== Requirements ==
Below is a set of records; print all of them exactly as written.

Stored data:
***

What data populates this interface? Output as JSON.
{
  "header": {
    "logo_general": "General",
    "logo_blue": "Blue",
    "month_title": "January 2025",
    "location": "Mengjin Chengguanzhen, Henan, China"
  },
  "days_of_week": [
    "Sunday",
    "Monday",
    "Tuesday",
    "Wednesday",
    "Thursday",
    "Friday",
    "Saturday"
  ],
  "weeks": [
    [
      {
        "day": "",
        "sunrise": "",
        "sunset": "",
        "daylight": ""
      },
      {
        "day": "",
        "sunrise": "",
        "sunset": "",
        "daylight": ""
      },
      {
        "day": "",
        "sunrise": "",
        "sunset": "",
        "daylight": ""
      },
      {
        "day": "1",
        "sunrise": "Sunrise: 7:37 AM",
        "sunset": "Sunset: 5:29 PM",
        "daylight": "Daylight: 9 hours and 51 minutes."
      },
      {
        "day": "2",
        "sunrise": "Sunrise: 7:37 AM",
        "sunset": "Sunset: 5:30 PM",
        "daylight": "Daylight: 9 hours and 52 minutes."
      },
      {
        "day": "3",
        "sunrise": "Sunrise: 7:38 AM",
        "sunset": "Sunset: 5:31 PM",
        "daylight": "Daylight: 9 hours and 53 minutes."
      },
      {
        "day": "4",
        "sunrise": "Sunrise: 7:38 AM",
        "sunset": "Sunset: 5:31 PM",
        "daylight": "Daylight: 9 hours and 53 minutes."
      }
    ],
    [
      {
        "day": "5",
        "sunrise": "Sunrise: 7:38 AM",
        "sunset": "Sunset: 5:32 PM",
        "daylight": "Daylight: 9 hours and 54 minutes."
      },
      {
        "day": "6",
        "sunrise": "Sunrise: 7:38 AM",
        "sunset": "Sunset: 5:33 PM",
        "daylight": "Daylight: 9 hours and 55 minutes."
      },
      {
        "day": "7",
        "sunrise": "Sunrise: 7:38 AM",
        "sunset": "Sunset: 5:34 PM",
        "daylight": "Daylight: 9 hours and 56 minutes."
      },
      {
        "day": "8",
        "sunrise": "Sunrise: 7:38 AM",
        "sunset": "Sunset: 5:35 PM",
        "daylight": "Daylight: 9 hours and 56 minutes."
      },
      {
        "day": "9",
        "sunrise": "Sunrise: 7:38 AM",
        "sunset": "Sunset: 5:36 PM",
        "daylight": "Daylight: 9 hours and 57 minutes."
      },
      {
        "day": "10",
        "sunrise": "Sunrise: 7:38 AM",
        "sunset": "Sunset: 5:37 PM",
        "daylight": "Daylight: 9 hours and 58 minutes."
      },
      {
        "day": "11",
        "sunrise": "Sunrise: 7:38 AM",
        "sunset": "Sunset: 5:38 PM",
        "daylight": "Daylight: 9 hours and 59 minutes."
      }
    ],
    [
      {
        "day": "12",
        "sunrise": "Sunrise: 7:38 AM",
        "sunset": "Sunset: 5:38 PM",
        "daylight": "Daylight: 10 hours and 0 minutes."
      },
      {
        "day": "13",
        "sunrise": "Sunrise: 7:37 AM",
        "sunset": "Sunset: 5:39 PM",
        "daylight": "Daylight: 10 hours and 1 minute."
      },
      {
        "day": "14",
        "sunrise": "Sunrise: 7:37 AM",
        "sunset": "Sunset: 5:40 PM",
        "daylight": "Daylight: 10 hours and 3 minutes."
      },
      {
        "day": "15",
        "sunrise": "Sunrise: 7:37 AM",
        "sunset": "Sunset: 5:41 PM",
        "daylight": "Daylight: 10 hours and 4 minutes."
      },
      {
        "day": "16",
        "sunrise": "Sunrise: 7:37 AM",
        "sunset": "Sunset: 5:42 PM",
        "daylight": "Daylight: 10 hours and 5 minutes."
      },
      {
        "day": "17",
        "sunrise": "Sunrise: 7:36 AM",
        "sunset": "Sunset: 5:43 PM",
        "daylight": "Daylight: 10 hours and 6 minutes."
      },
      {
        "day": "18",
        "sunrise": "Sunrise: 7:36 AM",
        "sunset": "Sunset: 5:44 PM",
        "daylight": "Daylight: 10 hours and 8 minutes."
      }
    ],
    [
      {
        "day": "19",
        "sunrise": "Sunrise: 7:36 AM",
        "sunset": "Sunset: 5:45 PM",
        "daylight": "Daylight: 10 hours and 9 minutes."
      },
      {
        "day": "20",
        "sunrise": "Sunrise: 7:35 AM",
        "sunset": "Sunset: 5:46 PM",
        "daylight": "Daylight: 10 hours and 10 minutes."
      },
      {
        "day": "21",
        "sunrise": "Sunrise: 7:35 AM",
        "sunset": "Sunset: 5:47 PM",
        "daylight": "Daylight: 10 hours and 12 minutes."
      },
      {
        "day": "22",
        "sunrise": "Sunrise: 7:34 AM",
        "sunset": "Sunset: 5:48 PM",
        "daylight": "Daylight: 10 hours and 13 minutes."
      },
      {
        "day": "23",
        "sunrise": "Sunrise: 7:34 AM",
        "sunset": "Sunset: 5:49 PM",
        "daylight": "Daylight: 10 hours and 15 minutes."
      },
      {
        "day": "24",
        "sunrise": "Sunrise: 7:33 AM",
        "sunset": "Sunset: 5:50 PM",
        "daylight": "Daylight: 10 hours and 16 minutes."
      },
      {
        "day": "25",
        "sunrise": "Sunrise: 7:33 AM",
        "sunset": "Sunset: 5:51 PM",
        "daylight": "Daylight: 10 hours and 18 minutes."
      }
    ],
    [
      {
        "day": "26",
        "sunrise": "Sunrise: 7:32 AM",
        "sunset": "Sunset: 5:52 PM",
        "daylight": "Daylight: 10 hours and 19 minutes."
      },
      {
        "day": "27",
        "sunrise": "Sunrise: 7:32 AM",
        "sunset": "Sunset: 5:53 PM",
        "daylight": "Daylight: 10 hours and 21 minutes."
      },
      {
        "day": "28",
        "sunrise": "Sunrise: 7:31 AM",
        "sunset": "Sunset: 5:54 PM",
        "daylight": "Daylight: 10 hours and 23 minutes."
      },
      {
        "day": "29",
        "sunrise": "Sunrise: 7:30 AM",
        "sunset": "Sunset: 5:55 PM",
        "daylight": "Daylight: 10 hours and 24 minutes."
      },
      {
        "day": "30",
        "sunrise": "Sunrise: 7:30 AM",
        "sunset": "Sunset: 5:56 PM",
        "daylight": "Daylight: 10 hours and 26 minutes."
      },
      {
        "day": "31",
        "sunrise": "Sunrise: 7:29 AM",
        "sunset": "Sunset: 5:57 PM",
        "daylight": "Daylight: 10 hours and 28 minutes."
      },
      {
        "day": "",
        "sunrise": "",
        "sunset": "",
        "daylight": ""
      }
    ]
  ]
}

***

== Written solution ==
What data populates this interface? Output as JSON.
{
  "header": {
    "logo_general": "General",
    "logo_blue": "Blue",
    "month_title": "January 2025",
    "location": "Mengjin Chengguanzhen, Henan, China"
  },
  "days_of_week": [
    "Sunday",
    "Monday",
    "Tuesday",
    "Wednesday",
    "Thursday",
    "Friday",
    "Saturday"
  ],
  "weeks": [
    [
      {
        "day": "",
        "sunrise": "",
        "sunset": "",
        "daylight": ""
      },
      {
        "day": "",
        "sunrise": "",
        "sunset": "",
        "daylight": ""
      },
      {
        "day": "",
        "sunrise": "",
        "sunset": "",
        "daylight": ""
      },
      {
        "day": "1",
        "sunrise": "Sunrise: 7:37 AM",
        "sunset": "Sunset: 5:29 PM",
        "daylight": "Daylight: 9 hours and 51 minutes."
      },
      {
        "day": "2",
        "sunrise": "Sunrise: 7:37 AM",
        "sunset": "Sunset: 5:30 PM",
        "daylight": "Daylight: 9 hours and 52 minutes."
      },
      {
        "day": "3",
        "sunrise": "Sunrise: 7:38 AM",
        "sunset": "Sunset: 5:31 PM",
        "daylight": "Daylight: 9 hours and 53 minutes."
      },
      {
        "day": "4",
        "sunrise": "Sunrise: 7:38 AM",
        "sunset": "Sunset: 5:31 PM",
        "daylight": "Daylight: 9 hours and 53 minutes."
      }
    ],
    [
      {
        "day": "5",
        "sunrise": "Sunrise: 7:38 AM",
        "sunset": "Sunset: 5:32 PM",
        "daylight": "Daylight: 9 hours and 54 minutes."
      },
      {
        "day": "6",
        "sunrise": "Sunrise: 7:38 AM",
        "sunset": "Sunset: 5:33 PM",
        "daylight": "Daylight: 9 hours and 55 minutes."
      },
      {
        "day": "7",
        "sunrise": "Sunrise: 7:38 AM",
        "sunset": "Sunset: 5:34 PM",
        "daylight": "Daylight: 9 hours and 56 minutes."
      },
      {
        "day": "8",
        "sunrise": "Sunrise: 7:38 AM",
        "sunset": "Sunset: 5:35 PM",
        "daylight": "Daylight: 9 hours and 56 minutes."
      },
      {
        "day": "9",
        "sunrise": "Sunrise: 7:38 AM",
        "sunset": "Sunset: 5:36 PM",
        "daylight": "Daylight: 9 hours and 57 minutes."
      },
      {
        "day": "10",
        "sunrise": "Sunrise: 7:38 AM",
        "sunset": "Sunset: 5:37 PM",
        "daylight": "Daylight: 9 hours and 58 minutes."
      },
      {
        "day": "11",
        "sunrise": "Sunrise: 7:38 AM",
        "sunset": "Sunset: 5:38 PM",
        "daylight": "Daylight: 9 hours and 59 minutes."
      }
    ],
    [
      {
        "day": "12",
        "sunrise": "Sunrise: 7:38 AM",
        "sunset": "Sunset: 5:38 PM",
        "daylight": "Daylight: 10 hours and 0 minutes."
      },
      {
        "day": "13",
        "sunrise": "Sunrise: 7:37 AM",
        "sunset": "Sunset: 5:39 PM",
        "daylight": "Daylight: 10 hours and 1 minute."
      },
      {
        "day": "14",
        "sunrise": "Sunrise: 7:37 AM",
        "sunset": "Sunset: 5:40 PM",
        "daylight": "Daylight: 10 hours and 3 minutes."
      },
      {
        "day": "15",
        "sunrise": "Sunrise: 7:37 AM",
        "sunset": "Sunset: 5:41 PM",
        "daylight": "Daylight: 10 hours and 4 minutes."
      },
      {
        "day": "16",
        "sunrise": "Sunrise: 7:37 AM",
        "sunset": "Sunset: 5:42 PM",
        "daylight": "Daylight: 10 hours and 5 minutes."
      },
      {
        "day": "17",
        "sunrise": "Sunrise: 7:36 AM",
        "sunset": "Sunset: 5:43 PM",
        "daylight": "Daylight: 10 hours and 6 minutes."
      },
      {
        "day": "18",
        "sunrise": "Sunrise: 7:36 AM",
        "sunset": "Sunset: 5:44 PM",
        "daylight": "Daylight: 10 hours and 8 minutes."
      }
    ],
    [
      {
        "day": "19",
        "sunrise": "Sunrise: 7:36 AM",
        "sunset": "Sunset: 5:45 PM",
        "daylight": "Daylight: 10 hours and 9 minutes."
      },
      {
        "day": "20",
        "sunrise": "Sunrise: 7:35 AM",
        "sunset": "Sunset: 5:46 PM",
        "daylight": "Daylight: 10 hours and 10 minutes."
      },
      {
        "day": "21",
        "sunrise": "Sunrise: 7:35 AM",
        "sunset": "Sunset: 5:47 PM",
        "daylight": "Daylight: 10 hours and 12 minutes."
      },
      {
        "day": "22",
        "sunrise": "Sunrise: 7:34 AM",
        "sunset": "Sunset: 5:48 PM",
        "daylight": "Daylight: 10 hours and 13 minutes."
      },
      {
        "day": "23",
        "sunrise": "Sunrise: 7:34 AM",
        "sunset": "Sunset: 5:49 PM",
        "daylight": "Daylight: 10 hours and 15 minutes."
      },
      {
        "day": "24",
        "sunrise": "Sunrise: 7:33 AM",
        "sunset": "Sunset: 5:50 PM",
        "daylight": "Daylight: 10 hours and 16 minutes."
      },
      {
        "day": "25",
        "sunrise": "Sunrise: 7:33 AM",
        "sunset": "Sunset: 5:51 PM",
        "daylight": "Daylight: 10 hours and 18 minutes."
      }
    ],
    [
      {
        "day": "26",
        "sunrise": "Sunrise: 7:32 AM",
        "sunset": "Sunset: 5:52 PM",
        "daylight": "Daylight: 10 hours and 19 minutes."
      },
      {
        "day": "27",
        "sunrise": "Sunrise: 7:32 AM",
        "sunset": "Sunset: 5:53 PM",
        "daylight": "Daylight: 10 hours and 21 minutes."
      },
      {
        "day": "28",
        "sunrise": "Sunrise: 7:31 AM",
        "sunset": "Sunset: 5:54 PM",
        "daylight": "Daylight: 10 hours and 23 minutes."
      },
      {
        "day": "29",
        "sunrise": "Sunrise: 7:30 AM",
        "sunset": "Sunset: 5:55 PM",
        "daylight": "Daylight: 10 hours and 24 minutes."
      },
      {
        "day": "30",
        "sunrise": "Sunrise: 7:30 AM",
        "sunset": "Sunset: 5:56 PM",
        "daylight": "Daylight: 10 hours and 26 minutes."
      },
      {
        "day": "31",
        "sunrise": "Sunrise: 7:29 AM",
        "sunset": "Sunset: 5:57 PM",
        "daylight": "Daylight: 10 hours and 28 minutes."
      },
      {
        "day": "",
        "sunrise": "",
        "sunset": "",
        "daylight": ""
      }
    ]
  ]
}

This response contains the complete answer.